• **What this task involves**
In the listing below, reproduce verbatim every line from the line containing "y-tick-label: 0.5: [67, 1036, 108, 1065]" up to and including the line containing "info-table: Sample size: 4880". Output those lines only.

[A data block]

>> start

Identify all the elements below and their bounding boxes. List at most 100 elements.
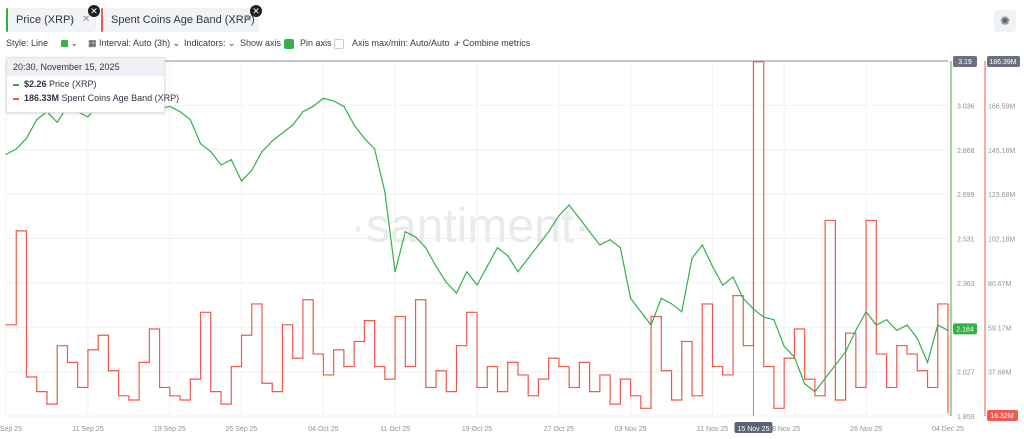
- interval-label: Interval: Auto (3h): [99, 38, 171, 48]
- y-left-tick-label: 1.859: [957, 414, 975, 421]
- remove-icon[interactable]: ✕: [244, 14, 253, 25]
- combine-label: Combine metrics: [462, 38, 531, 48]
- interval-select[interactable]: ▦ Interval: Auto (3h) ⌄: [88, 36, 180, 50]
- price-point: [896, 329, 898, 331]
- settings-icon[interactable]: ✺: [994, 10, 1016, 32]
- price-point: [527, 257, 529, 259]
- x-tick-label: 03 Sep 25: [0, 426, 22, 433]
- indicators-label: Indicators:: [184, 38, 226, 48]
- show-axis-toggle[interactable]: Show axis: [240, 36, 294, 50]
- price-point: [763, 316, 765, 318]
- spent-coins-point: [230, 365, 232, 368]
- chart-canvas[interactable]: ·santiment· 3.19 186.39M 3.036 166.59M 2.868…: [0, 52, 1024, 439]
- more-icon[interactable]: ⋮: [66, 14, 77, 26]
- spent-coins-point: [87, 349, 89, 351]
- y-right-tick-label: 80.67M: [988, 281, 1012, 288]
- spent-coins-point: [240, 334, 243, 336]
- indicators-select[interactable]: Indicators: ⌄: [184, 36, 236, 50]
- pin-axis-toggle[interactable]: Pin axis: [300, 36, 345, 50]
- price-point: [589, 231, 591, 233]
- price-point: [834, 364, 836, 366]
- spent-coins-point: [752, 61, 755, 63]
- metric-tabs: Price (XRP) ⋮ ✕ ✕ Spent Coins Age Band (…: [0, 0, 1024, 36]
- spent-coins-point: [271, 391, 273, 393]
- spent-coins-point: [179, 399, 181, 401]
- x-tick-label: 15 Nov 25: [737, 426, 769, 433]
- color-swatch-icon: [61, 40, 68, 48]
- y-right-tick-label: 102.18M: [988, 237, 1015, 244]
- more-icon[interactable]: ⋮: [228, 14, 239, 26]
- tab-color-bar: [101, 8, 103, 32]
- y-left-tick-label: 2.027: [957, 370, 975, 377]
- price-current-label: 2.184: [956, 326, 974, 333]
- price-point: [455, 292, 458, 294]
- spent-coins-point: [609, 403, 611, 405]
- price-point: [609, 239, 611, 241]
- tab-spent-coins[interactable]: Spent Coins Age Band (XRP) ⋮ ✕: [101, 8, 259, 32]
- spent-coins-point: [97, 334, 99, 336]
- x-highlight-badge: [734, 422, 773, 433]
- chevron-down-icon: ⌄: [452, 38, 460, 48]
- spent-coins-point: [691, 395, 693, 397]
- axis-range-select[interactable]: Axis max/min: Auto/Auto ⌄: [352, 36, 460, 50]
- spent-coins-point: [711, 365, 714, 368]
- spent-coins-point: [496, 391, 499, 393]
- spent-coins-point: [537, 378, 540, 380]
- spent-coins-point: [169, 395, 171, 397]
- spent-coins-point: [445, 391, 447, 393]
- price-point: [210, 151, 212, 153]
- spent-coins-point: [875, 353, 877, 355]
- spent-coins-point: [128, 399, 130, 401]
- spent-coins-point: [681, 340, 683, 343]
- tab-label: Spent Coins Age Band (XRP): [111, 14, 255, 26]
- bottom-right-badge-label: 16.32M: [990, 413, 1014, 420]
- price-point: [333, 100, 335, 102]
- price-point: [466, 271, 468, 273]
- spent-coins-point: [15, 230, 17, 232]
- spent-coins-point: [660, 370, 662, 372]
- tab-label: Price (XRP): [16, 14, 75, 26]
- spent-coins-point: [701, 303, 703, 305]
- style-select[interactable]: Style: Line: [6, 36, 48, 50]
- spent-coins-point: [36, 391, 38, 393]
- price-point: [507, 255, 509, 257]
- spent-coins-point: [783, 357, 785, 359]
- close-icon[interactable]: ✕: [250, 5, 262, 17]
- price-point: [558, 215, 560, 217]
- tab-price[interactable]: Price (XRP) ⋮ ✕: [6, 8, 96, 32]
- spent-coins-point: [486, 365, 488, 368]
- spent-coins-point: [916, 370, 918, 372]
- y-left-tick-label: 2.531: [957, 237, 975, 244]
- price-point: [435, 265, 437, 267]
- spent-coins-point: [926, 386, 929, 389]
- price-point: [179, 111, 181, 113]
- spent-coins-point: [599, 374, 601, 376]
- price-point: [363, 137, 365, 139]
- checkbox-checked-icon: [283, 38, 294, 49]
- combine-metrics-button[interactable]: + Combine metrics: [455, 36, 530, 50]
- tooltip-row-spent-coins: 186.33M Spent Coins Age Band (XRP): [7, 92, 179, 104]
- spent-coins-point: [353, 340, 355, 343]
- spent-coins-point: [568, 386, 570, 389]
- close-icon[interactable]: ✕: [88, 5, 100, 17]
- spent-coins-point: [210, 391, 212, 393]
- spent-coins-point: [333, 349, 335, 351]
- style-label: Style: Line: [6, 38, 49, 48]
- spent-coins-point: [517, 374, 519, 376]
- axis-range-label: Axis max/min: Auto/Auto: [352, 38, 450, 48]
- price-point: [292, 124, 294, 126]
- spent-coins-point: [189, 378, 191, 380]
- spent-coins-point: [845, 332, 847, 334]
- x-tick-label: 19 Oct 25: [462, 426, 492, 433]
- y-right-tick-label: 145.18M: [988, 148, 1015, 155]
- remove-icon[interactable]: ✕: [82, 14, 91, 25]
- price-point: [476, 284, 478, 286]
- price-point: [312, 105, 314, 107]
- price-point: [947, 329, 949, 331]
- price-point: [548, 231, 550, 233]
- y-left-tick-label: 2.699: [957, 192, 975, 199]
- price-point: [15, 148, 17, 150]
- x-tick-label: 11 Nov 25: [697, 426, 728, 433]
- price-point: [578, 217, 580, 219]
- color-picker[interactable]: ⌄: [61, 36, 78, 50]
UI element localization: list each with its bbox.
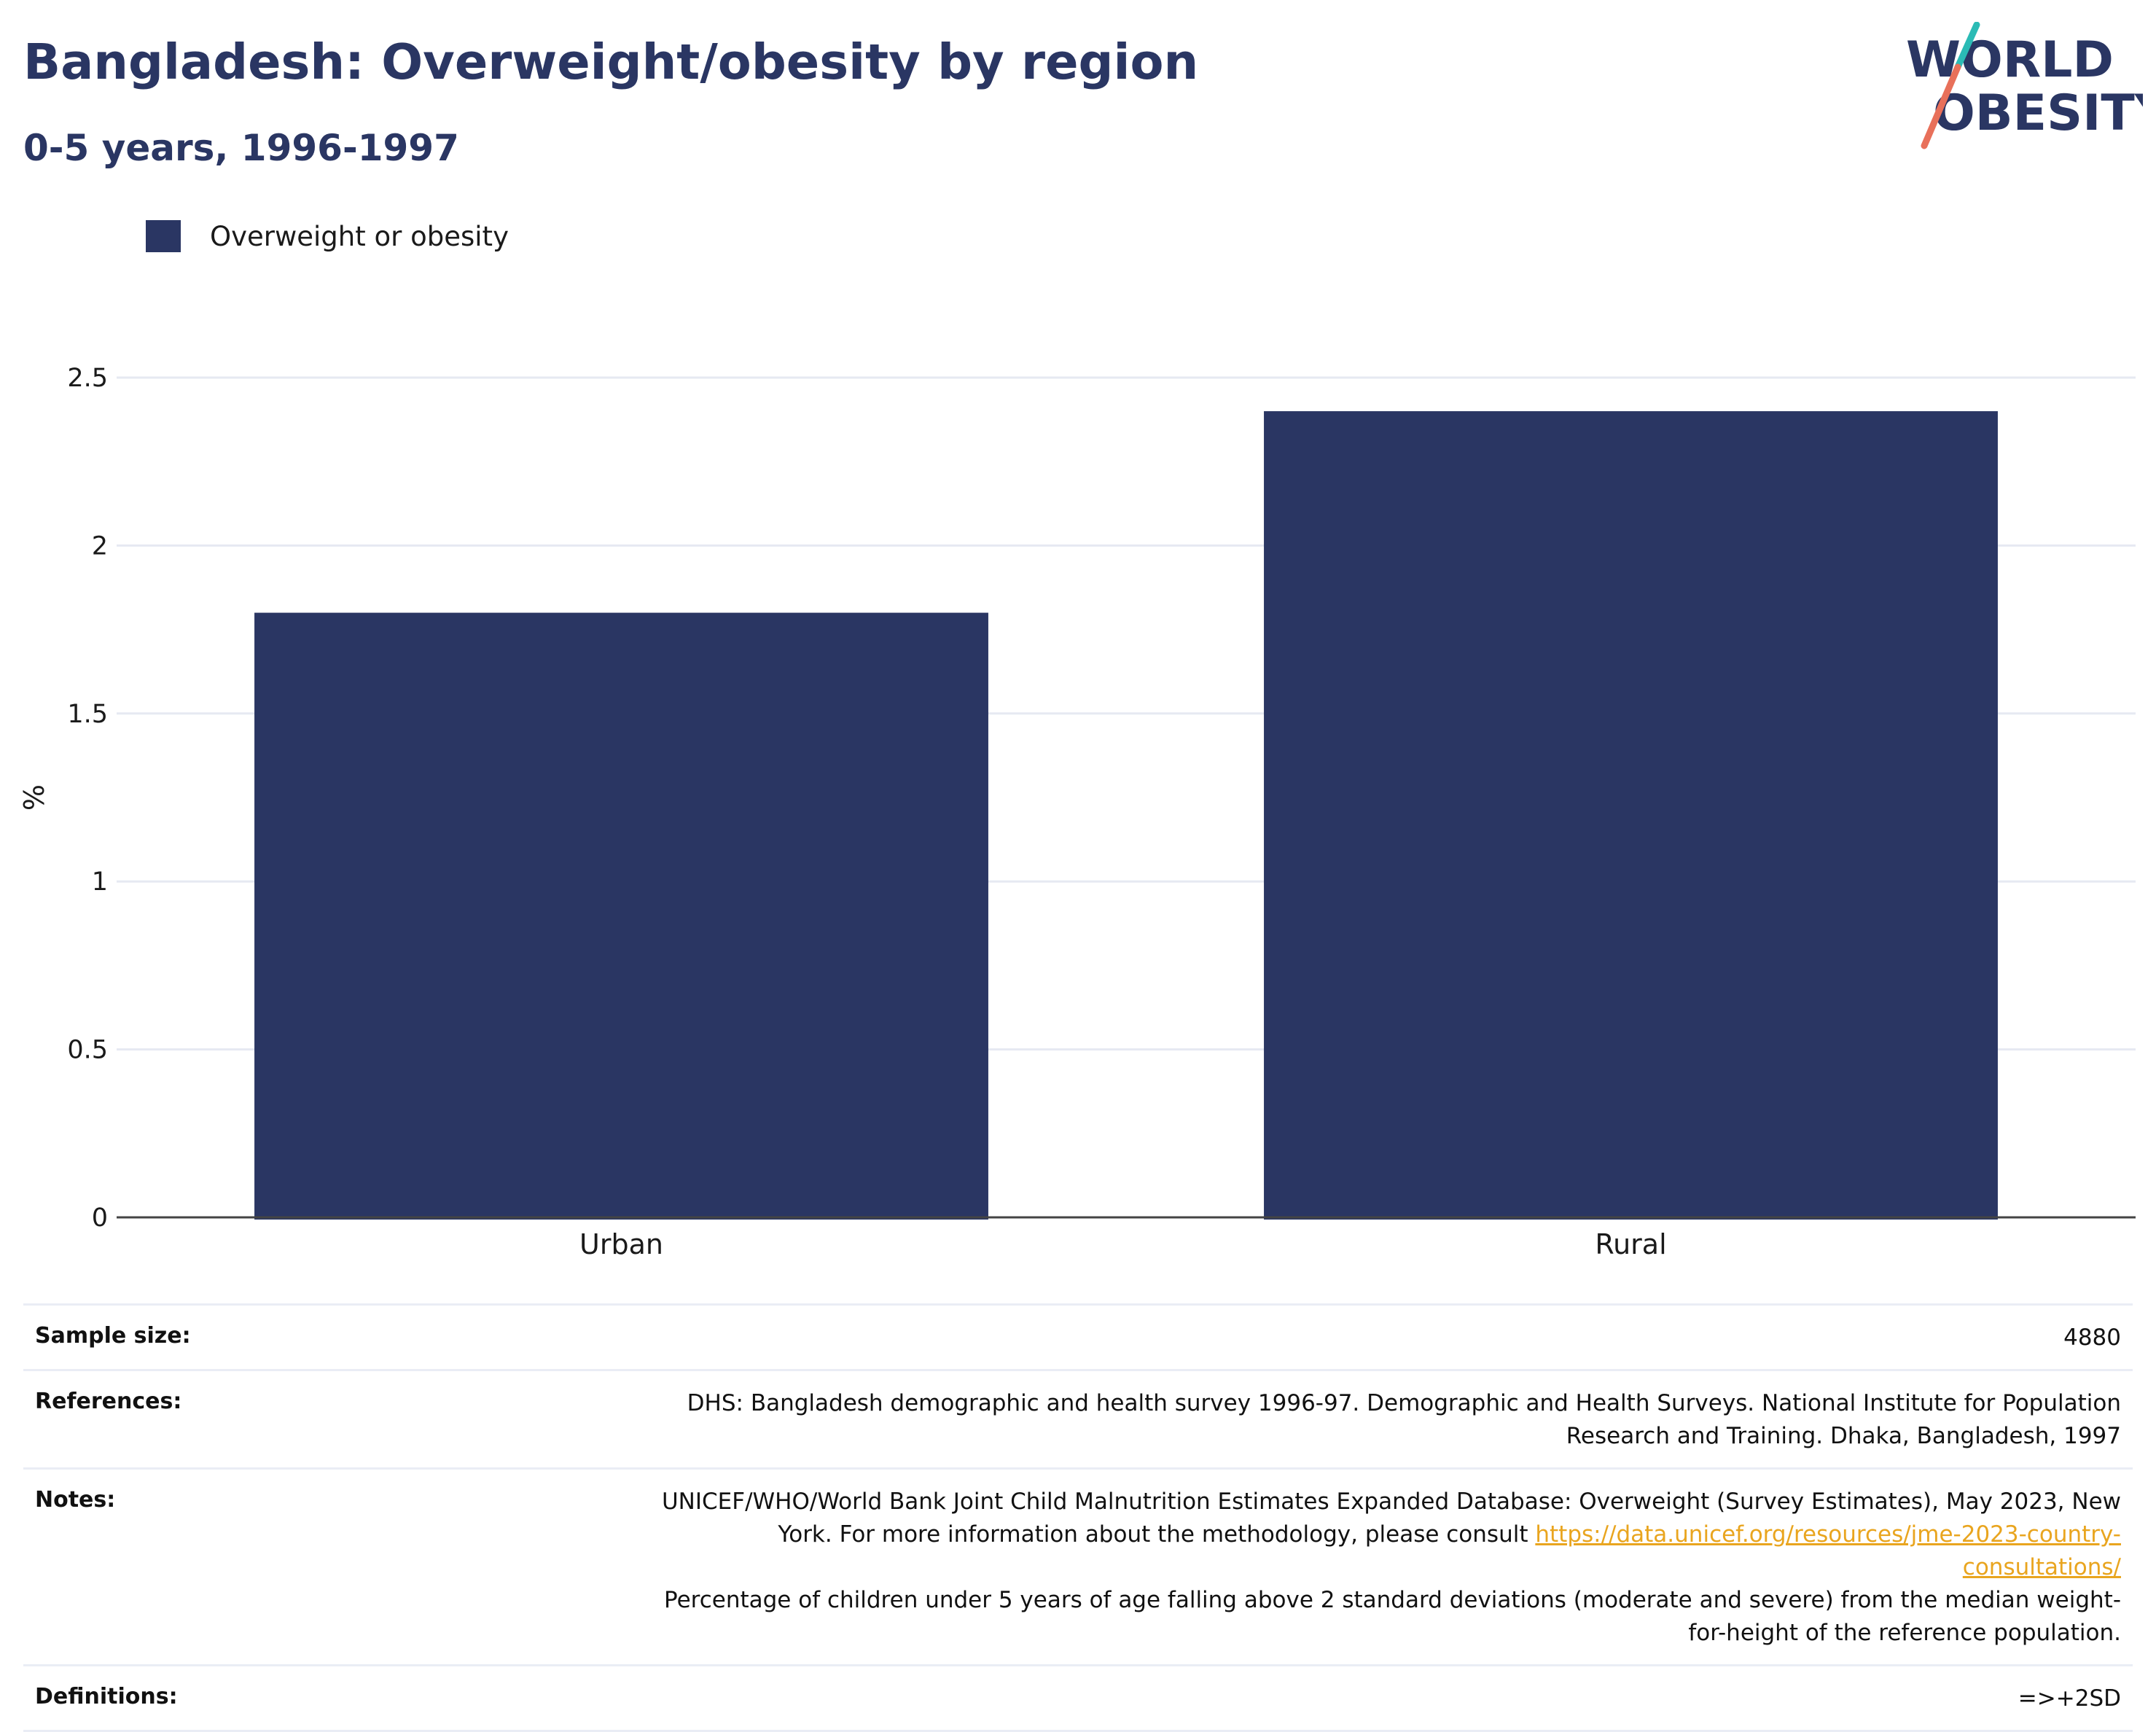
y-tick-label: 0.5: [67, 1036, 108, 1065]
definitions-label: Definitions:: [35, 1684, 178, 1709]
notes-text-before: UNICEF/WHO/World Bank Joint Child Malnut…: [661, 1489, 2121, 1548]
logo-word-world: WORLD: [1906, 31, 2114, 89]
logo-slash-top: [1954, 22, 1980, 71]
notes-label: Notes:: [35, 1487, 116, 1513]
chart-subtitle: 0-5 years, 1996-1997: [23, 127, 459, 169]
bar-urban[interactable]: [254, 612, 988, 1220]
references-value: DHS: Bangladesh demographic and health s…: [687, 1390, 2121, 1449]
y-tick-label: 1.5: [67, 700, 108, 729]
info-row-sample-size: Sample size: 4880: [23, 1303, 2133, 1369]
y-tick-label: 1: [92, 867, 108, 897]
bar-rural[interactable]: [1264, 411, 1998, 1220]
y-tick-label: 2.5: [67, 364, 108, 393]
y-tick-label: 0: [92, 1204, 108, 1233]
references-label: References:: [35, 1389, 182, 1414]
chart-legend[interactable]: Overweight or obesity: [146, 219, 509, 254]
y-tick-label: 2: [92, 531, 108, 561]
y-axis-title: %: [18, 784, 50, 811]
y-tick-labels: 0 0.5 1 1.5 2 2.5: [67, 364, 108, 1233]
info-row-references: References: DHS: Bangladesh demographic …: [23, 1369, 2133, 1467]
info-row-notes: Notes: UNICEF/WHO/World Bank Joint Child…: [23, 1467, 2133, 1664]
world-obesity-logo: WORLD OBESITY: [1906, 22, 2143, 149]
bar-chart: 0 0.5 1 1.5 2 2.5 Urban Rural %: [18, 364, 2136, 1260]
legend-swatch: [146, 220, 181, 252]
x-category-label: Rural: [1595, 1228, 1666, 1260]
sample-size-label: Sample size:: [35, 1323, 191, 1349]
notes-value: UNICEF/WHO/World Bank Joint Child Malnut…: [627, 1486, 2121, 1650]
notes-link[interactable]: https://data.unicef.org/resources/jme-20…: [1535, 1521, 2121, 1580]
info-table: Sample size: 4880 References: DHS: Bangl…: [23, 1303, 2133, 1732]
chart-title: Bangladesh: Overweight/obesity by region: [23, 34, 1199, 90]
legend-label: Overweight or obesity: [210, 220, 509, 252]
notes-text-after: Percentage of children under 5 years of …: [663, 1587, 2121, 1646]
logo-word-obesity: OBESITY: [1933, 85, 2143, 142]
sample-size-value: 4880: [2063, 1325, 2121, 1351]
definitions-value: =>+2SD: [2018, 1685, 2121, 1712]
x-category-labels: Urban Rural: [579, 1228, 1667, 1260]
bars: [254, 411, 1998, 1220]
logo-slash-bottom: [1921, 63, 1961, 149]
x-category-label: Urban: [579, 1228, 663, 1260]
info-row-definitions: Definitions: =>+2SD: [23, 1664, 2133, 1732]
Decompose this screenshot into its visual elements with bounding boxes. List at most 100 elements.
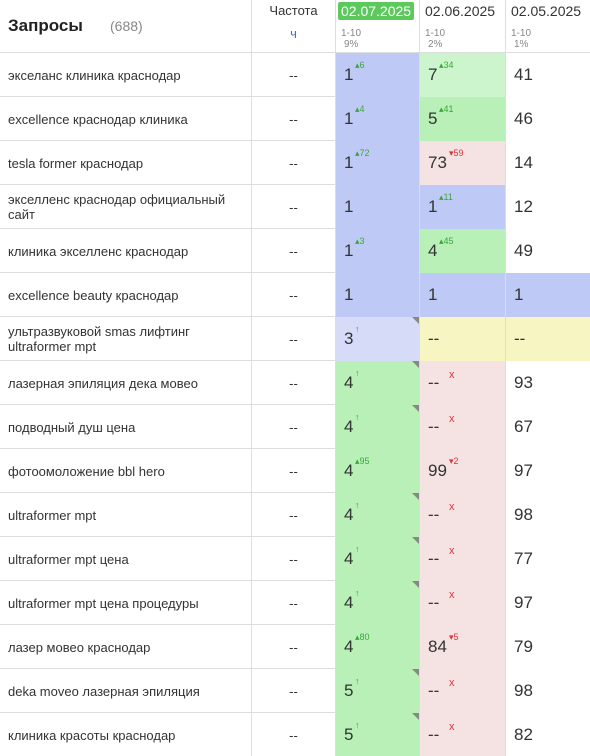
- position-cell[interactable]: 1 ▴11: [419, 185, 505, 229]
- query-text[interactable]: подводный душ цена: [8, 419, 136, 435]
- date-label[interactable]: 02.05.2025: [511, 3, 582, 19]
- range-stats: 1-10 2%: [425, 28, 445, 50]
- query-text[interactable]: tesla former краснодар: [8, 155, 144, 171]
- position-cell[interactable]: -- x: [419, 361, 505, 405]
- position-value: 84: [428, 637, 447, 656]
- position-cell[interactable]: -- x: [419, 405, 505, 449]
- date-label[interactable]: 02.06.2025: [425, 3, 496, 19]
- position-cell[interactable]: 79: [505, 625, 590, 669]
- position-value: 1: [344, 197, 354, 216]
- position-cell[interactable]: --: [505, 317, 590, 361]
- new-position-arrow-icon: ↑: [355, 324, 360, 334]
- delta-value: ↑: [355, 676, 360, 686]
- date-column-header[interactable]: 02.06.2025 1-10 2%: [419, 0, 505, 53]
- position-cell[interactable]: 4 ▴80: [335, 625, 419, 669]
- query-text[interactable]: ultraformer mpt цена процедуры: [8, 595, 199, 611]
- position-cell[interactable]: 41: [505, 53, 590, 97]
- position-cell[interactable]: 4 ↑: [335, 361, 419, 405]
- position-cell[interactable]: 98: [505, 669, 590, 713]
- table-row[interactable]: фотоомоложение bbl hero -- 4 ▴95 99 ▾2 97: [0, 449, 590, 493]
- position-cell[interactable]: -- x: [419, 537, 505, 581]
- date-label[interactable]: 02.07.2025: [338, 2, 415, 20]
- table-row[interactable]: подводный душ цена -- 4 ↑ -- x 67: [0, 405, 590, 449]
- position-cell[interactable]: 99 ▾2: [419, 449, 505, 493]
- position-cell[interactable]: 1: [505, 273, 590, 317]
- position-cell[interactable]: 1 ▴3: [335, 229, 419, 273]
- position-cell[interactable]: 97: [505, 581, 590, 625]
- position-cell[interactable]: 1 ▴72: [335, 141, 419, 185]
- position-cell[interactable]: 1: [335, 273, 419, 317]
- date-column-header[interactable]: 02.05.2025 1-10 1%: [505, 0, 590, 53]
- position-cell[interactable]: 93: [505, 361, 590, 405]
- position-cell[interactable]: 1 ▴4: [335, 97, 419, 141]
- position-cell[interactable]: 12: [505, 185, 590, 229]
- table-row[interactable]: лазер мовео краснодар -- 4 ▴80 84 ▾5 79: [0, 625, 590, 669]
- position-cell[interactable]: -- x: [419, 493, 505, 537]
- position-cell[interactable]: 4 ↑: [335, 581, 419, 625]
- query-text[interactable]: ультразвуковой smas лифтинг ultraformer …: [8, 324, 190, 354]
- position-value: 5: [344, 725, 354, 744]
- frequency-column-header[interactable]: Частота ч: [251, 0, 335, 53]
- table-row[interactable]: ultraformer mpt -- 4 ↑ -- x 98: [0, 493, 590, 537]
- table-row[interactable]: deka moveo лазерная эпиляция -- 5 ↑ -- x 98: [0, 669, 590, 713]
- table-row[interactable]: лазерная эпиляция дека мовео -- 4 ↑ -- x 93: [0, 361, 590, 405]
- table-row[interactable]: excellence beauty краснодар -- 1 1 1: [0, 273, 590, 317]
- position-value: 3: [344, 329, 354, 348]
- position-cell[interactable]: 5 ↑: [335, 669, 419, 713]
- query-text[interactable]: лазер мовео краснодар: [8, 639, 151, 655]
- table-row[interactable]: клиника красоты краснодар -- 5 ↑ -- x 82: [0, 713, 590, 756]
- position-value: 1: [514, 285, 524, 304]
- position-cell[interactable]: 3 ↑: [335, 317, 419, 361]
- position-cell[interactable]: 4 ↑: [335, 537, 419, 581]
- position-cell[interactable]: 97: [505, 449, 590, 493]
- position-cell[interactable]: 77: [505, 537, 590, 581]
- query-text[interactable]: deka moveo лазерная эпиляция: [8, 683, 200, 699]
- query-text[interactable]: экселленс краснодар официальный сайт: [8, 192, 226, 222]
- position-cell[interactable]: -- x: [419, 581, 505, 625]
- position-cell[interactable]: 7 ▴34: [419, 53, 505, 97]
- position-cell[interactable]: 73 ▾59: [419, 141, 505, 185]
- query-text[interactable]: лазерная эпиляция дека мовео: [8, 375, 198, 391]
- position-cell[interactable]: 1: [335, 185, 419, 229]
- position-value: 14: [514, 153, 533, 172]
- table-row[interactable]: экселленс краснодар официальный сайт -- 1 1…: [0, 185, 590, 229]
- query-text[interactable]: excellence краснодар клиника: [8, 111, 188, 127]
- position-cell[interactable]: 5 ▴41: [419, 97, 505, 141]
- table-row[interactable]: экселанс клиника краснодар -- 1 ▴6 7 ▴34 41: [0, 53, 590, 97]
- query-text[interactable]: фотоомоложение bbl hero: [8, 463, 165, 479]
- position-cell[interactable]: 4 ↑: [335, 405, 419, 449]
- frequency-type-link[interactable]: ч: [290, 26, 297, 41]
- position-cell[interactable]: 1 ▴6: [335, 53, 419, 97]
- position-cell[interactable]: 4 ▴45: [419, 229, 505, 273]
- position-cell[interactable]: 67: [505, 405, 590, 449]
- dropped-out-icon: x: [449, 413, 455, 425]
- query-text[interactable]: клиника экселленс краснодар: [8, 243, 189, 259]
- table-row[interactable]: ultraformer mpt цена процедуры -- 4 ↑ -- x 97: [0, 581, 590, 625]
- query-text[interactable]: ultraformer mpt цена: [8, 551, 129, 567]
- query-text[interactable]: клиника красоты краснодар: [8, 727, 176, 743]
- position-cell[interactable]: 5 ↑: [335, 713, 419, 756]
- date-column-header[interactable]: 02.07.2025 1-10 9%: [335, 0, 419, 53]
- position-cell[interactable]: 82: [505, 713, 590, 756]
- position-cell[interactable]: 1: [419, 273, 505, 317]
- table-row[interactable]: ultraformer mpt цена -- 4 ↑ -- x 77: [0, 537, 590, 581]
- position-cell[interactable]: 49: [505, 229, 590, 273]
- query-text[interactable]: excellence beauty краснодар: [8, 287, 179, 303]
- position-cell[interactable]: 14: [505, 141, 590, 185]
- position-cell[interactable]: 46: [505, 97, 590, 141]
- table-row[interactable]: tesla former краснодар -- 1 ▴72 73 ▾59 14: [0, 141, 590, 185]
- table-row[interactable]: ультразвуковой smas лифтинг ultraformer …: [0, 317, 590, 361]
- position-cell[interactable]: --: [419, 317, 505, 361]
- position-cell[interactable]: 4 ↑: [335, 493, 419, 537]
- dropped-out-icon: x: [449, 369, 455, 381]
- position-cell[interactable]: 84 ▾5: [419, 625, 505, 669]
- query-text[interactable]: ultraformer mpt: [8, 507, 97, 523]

>> end

• **Result of this exercise**
y-tick-label: 0.5: [67, 1036, 108, 1065]
definitions-label: Definitions:: [35, 1684, 178, 1709]
notes-text-before: UNICEF/WHO/World Bank Joint Child Malnut…: [661, 1489, 2121, 1548]
logo-word-world: WORLD: [1906, 31, 2114, 89]
logo-slash-top: [1954, 22, 1980, 71]
notes-label: Notes:: [35, 1487, 116, 1513]
chart-subtitle: 0-5 years, 1996-1997: [23, 127, 459, 169]
bar-urban[interactable]: [254, 612, 988, 1220]
references-value: DHS: Bangladesh demographic and health s…: [687, 1390, 2121, 1449]
y-tick-label: 1.5: [67, 700, 108, 729]
info-row-sample-size: Sample size: 4880: [23, 1303, 2133, 1369]
y-tick-label: 1: [92, 867, 108, 897]
bar-rural[interactable]: [1264, 411, 1998, 1220]
y-tick-label: 2.5: [67, 364, 108, 393]
y-tick-label: 0: [92, 1204, 108, 1233]
references-label: References:: [35, 1389, 182, 1414]
chart-legend[interactable]: Overweight or obesity: [146, 219, 509, 254]
y-tick-label: 2: [92, 531, 108, 561]
y-axis-title: %: [18, 784, 50, 811]
y-tick-labels: 0 0.5 1 1.5 2 2.5: [67, 364, 108, 1233]
info-row-references: References: DHS: Bangladesh demographic …: [23, 1369, 2133, 1467]
info-row-notes: Notes: UNICEF/WHO/World Bank Joint Child…: [23, 1467, 2133, 1664]
world-obesity-logo: WORLD OBESITY: [1906, 22, 2143, 149]
bar-chart: 0 0.5 1 1.5 2 2.5 Urban Rural %: [18, 364, 2136, 1260]
legend-swatch: [146, 220, 181, 252]
x-category-label: Rural: [1595, 1228, 1666, 1260]
sample-size-label: Sample size:: [35, 1323, 191, 1349]
notes-value: UNICEF/WHO/World Bank Joint Child Malnut…: [627, 1486, 2121, 1650]
notes-link[interactable]: https://data.unicef.org/resources/jme-20…: [1535, 1521, 2121, 1580]
info-table: Sample size: 4880 References: DHS: Bangl…: [23, 1303, 2133, 1732]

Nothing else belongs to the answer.